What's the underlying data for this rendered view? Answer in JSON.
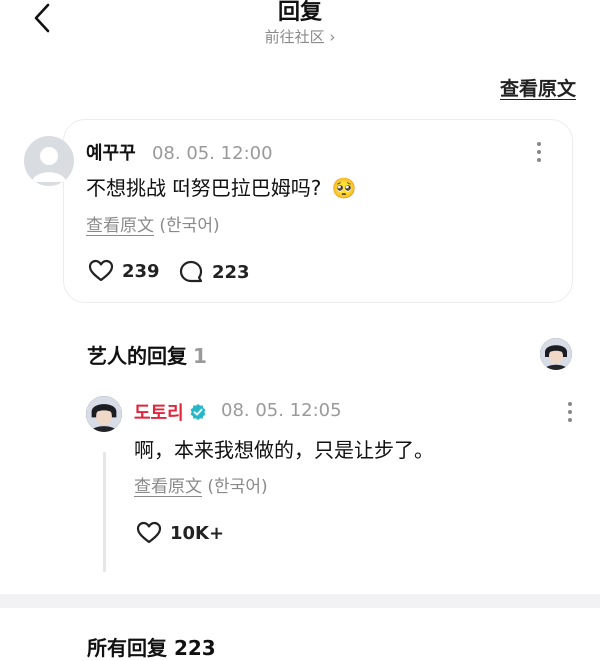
{
  "header": {
    "title": "回复",
    "subtitle": "前往社区 ›",
    "back_icon": "chevron-left-icon"
  },
  "view_original_top": "查看原文",
  "comment": {
    "author": "예꾸꾸",
    "time": "08. 05. 12:00",
    "text": "不想挑战 떠努巴拉巴姆吗?",
    "emoji": "🥺",
    "view_original": "查看原文",
    "language": "(한국어)",
    "likes": "239",
    "replies": "223"
  },
  "artist_section": {
    "title": "艺人的回复",
    "count": "1"
  },
  "artist_reply": {
    "author": "도토리",
    "author_color": "#e0243a",
    "verified_color": "#27b7c9",
    "time": "08. 05. 12:05",
    "text": "啊，本来我想做的，只是让步了。",
    "view_original": "查看原文",
    "language": "(한국어)",
    "likes": "10K+"
  },
  "bottom_section": {
    "title": "所有回复 223"
  }
}
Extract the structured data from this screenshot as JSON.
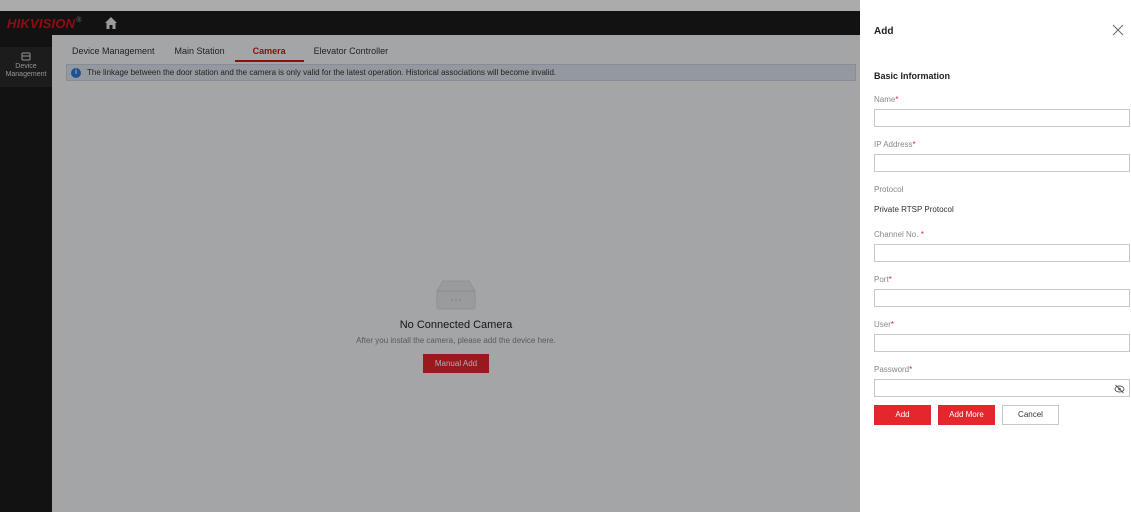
{
  "app": {
    "logo": "HIKVISION",
    "logo_mark": "®"
  },
  "nav": {
    "device_management": "Device Management"
  },
  "tabs": [
    {
      "label": "Device Management",
      "active": false
    },
    {
      "label": "Main Station",
      "active": false
    },
    {
      "label": "Camera",
      "active": true
    },
    {
      "label": "Elevator Controller",
      "active": false
    }
  ],
  "info_bar": {
    "text": "The linkage between the door station and the camera is only valid for the latest operation. Historical associations will become invalid."
  },
  "empty_state": {
    "title": "No Connected Camera",
    "subtitle": "After you install the camera, please add the device here.",
    "button": "Manual Add"
  },
  "panel": {
    "title": "Add",
    "section": "Basic Information",
    "fields": {
      "name": {
        "label": "Name",
        "value": ""
      },
      "ip_address": {
        "label": "IP Address",
        "value": ""
      },
      "protocol": {
        "label": "Protocol",
        "value": "Private RTSP Protocol"
      },
      "channel_no": {
        "label": "Channel No.",
        "value": ""
      },
      "port": {
        "label": "Port",
        "value": ""
      },
      "user": {
        "label": "User",
        "value": ""
      },
      "password": {
        "label": "Password",
        "value": ""
      }
    },
    "buttons": {
      "add": "Add",
      "add_more": "Add More",
      "cancel": "Cancel"
    }
  },
  "colors": {
    "brand_red": "#e4262d",
    "topbar": "#1b1b1b",
    "info_blue": "#2d79d6"
  },
  "icons": {
    "home": "home-icon",
    "device": "device-icon",
    "info": "info-icon",
    "empty": "empty-box-icon",
    "close": "close-icon",
    "eye": "eye-hidden-icon"
  }
}
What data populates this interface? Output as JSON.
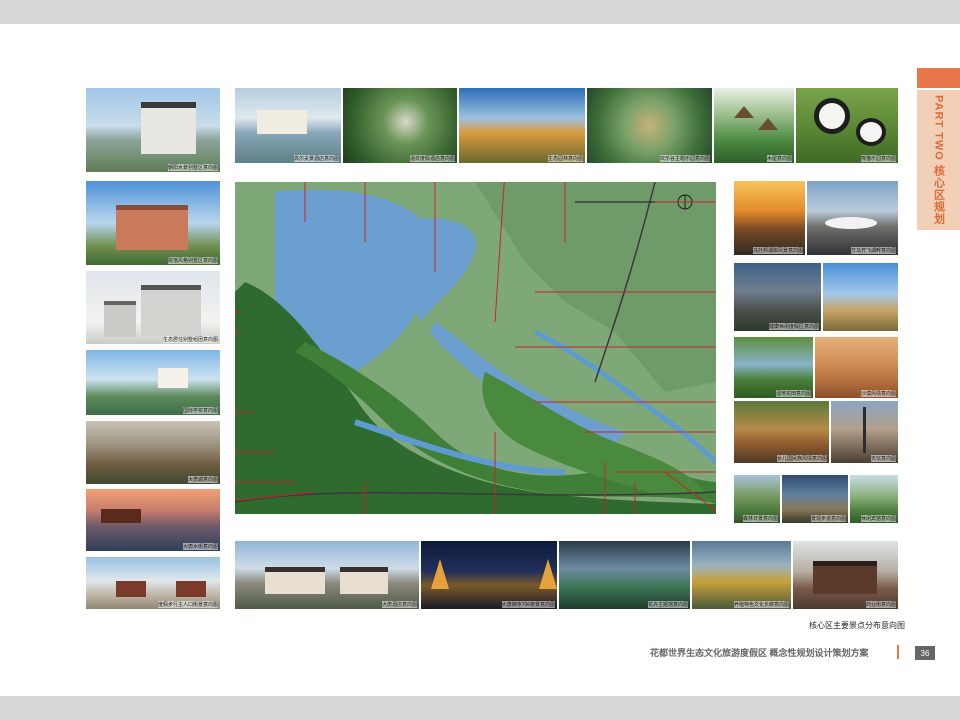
{
  "header": {
    "tab_text": "PART TWO 核心区规划"
  },
  "left_thumbs": [
    {
      "caption": "朝阳水景别墅区意向图"
    },
    {
      "caption": "院落风格别墅区意向图"
    },
    {
      "caption": "生态居住别墅组团意向图"
    },
    {
      "caption": "国际学校意向图"
    },
    {
      "caption": "大唐城意向图"
    },
    {
      "caption": "大唐水街意向图"
    },
    {
      "caption": "度假步行主人口街景意向图"
    }
  ],
  "top_thumbs": [
    {
      "caption": "高尔夫景酒店意向图"
    },
    {
      "caption": "温泉度假酒店意向图"
    },
    {
      "caption": "生态园林意向图"
    },
    {
      "caption": "欢乐谷主题乐园意向图"
    },
    {
      "caption": "木屋意向图"
    },
    {
      "caption": "熊猫乐园意向图"
    }
  ],
  "right_thumbs": [
    {
      "caption": "乌托邦湖岸风景意向图"
    },
    {
      "caption": "万马齐飞湖畔意向图"
    },
    {
      "caption": "健康休闲度假区意向图"
    },
    {
      "caption": "湿地花田意向图"
    },
    {
      "caption": "沙漠风情意向图"
    },
    {
      "caption": "女儿国民族风情意向图"
    },
    {
      "caption": "天坛意向图"
    },
    {
      "caption": "森林日景意向图"
    },
    {
      "caption": "景观步道意向图"
    },
    {
      "caption": "休闲宾馆意向图"
    }
  ],
  "bottom_thumbs": [
    {
      "caption": "大唐酒店意向图"
    },
    {
      "caption": "大唐御寺706夜景意向图"
    },
    {
      "caption": "花卉主题馆意向图"
    },
    {
      "caption": "养殖特色文化长廊意向图"
    },
    {
      "caption": "商业街意向图"
    }
  ],
  "map_caption": "核心区主要景点分布意向图",
  "footer": {
    "title": "花都世界生态文化旅游度假区 概念性规划设计策划方案",
    "page_number": "36"
  },
  "colors": {
    "accent": "#e8784a",
    "tab_bg": "#f2d0b8",
    "line_red": "#c8232c",
    "water": "#6f9fc8",
    "forest": "#3f7a3b"
  }
}
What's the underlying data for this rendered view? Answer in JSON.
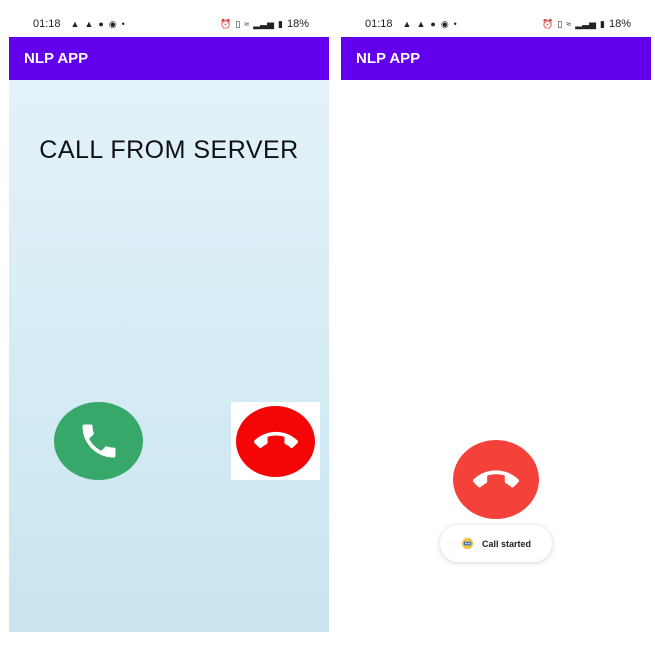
{
  "screens": [
    {
      "status_bar": {
        "time": "01:18",
        "battery": "18%"
      },
      "app_bar": {
        "title": "NLP APP"
      },
      "call_title": "CALL FROM SERVER",
      "accept_icon": "phone-icon",
      "decline_icon": "hangup-icon"
    },
    {
      "status_bar": {
        "time": "01:18",
        "battery": "18%"
      },
      "app_bar": {
        "title": "NLP APP"
      },
      "end_call_icon": "hangup-icon",
      "toast": {
        "text": "Call started",
        "icon": "app-logo-icon"
      }
    }
  ],
  "colors": {
    "app_bar": "#6200ee",
    "accept": "#37a869",
    "decline": "#f50505",
    "end_call": "#f4413a"
  }
}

The task - Write out all the records again, exactly, minus any pictures.

Result below -
What's the underlying data for this rendered view? Answer in JSON.
{
  "header": {
    "title": "回复",
    "subtitle": "前往社区 ›",
    "back_icon": "chevron-left-icon"
  },
  "view_original_top": "查看原文",
  "comment": {
    "author": "예꾸꾸",
    "time": "08. 05. 12:00",
    "text": "不想挑战 떠努巴拉巴姆吗?",
    "emoji": "🥺",
    "view_original": "查看原文",
    "language": "(한국어)",
    "likes": "239",
    "replies": "223"
  },
  "artist_section": {
    "title": "艺人的回复",
    "count": "1"
  },
  "artist_reply": {
    "author": "도토리",
    "author_color": "#e0243a",
    "verified_color": "#27b7c9",
    "time": "08. 05. 12:05",
    "text": "啊，本来我想做的，只是让步了。",
    "view_original": "查看原文",
    "language": "(한국어)",
    "likes": "10K+"
  },
  "bottom_section": {
    "title": "所有回复 223"
  }
}
Extract the structured data from this screenshot as JSON.
{
  "app": {
    "logo": "HIKVISION",
    "logo_mark": "®"
  },
  "nav": {
    "device_management": "Device Management"
  },
  "tabs": [
    {
      "label": "Device Management",
      "active": false
    },
    {
      "label": "Main Station",
      "active": false
    },
    {
      "label": "Camera",
      "active": true
    },
    {
      "label": "Elevator Controller",
      "active": false
    }
  ],
  "info_bar": {
    "text": "The linkage between the door station and the camera is only valid for the latest operation. Historical associations will become invalid."
  },
  "empty_state": {
    "title": "No Connected Camera",
    "subtitle": "After you install the camera, please add the device here.",
    "button": "Manual Add"
  },
  "panel": {
    "title": "Add",
    "section": "Basic Information",
    "fields": {
      "name": {
        "label": "Name",
        "value": ""
      },
      "ip_address": {
        "label": "IP Address",
        "value": ""
      },
      "protocol": {
        "label": "Protocol",
        "value": "Private RTSP Protocol"
      },
      "channel_no": {
        "label": "Channel No.",
        "value": ""
      },
      "port": {
        "label": "Port",
        "value": ""
      },
      "user": {
        "label": "User",
        "value": ""
      },
      "password": {
        "label": "Password",
        "value": ""
      }
    },
    "buttons": {
      "add": "Add",
      "add_more": "Add More",
      "cancel": "Cancel"
    }
  },
  "colors": {
    "brand_red": "#e4262d",
    "topbar": "#1b1b1b",
    "info_blue": "#2d79d6"
  },
  "icons": {
    "home": "home-icon",
    "device": "device-icon",
    "info": "info-icon",
    "empty": "empty-box-icon",
    "close": "close-icon",
    "eye": "eye-hidden-icon"
  }
}
What data populates this interface? Output as JSON.
{
  "header": {
    "tab_text": "PART TWO 核心区规划"
  },
  "left_thumbs": [
    {
      "caption": "朝阳水景别墅区意向图"
    },
    {
      "caption": "院落风格别墅区意向图"
    },
    {
      "caption": "生态居住别墅组团意向图"
    },
    {
      "caption": "国际学校意向图"
    },
    {
      "caption": "大唐城意向图"
    },
    {
      "caption": "大唐水街意向图"
    },
    {
      "caption": "度假步行主人口街景意向图"
    }
  ],
  "top_thumbs": [
    {
      "caption": "高尔夫景酒店意向图"
    },
    {
      "caption": "温泉度假酒店意向图"
    },
    {
      "caption": "生态园林意向图"
    },
    {
      "caption": "欢乐谷主题乐园意向图"
    },
    {
      "caption": "木屋意向图"
    },
    {
      "caption": "熊猫乐园意向图"
    }
  ],
  "right_thumbs": [
    {
      "caption": "乌托邦湖岸风景意向图"
    },
    {
      "caption": "万马齐飞湖畔意向图"
    },
    {
      "caption": "健康休闲度假区意向图"
    },
    {
      "caption": "湿地花田意向图"
    },
    {
      "caption": "沙漠风情意向图"
    },
    {
      "caption": "女儿国民族风情意向图"
    },
    {
      "caption": "天坛意向图"
    },
    {
      "caption": "森林日景意向图"
    },
    {
      "caption": "景观步道意向图"
    },
    {
      "caption": "休闲宾馆意向图"
    }
  ],
  "bottom_thumbs": [
    {
      "caption": "大唐酒店意向图"
    },
    {
      "caption": "大唐御寺706夜景意向图"
    },
    {
      "caption": "花卉主题馆意向图"
    },
    {
      "caption": "养殖特色文化长廊意向图"
    },
    {
      "caption": "商业街意向图"
    }
  ],
  "map_caption": "核心区主要景点分布意向图",
  "footer": {
    "title": "花都世界生态文化旅游度假区 概念性规划设计策划方案",
    "page_number": "36"
  },
  "colors": {
    "accent": "#e8784a",
    "tab_bg": "#f2d0b8",
    "line_red": "#c8232c",
    "water": "#6f9fc8",
    "forest": "#3f7a3b"
  }
}
What's the underlying data for this rendered view? Answer in JSON.
{
  "screens": [
    {
      "status_bar": {
        "time": "01:18",
        "battery": "18%"
      },
      "app_bar": {
        "title": "NLP APP"
      },
      "call_title": "CALL FROM SERVER",
      "accept_icon": "phone-icon",
      "decline_icon": "hangup-icon"
    },
    {
      "status_bar": {
        "time": "01:18",
        "battery": "18%"
      },
      "app_bar": {
        "title": "NLP APP"
      },
      "end_call_icon": "hangup-icon",
      "toast": {
        "text": "Call started",
        "icon": "app-logo-icon"
      }
    }
  ],
  "colors": {
    "app_bar": "#6200ee",
    "accept": "#37a869",
    "decline": "#f50505",
    "end_call": "#f4413a"
  }
}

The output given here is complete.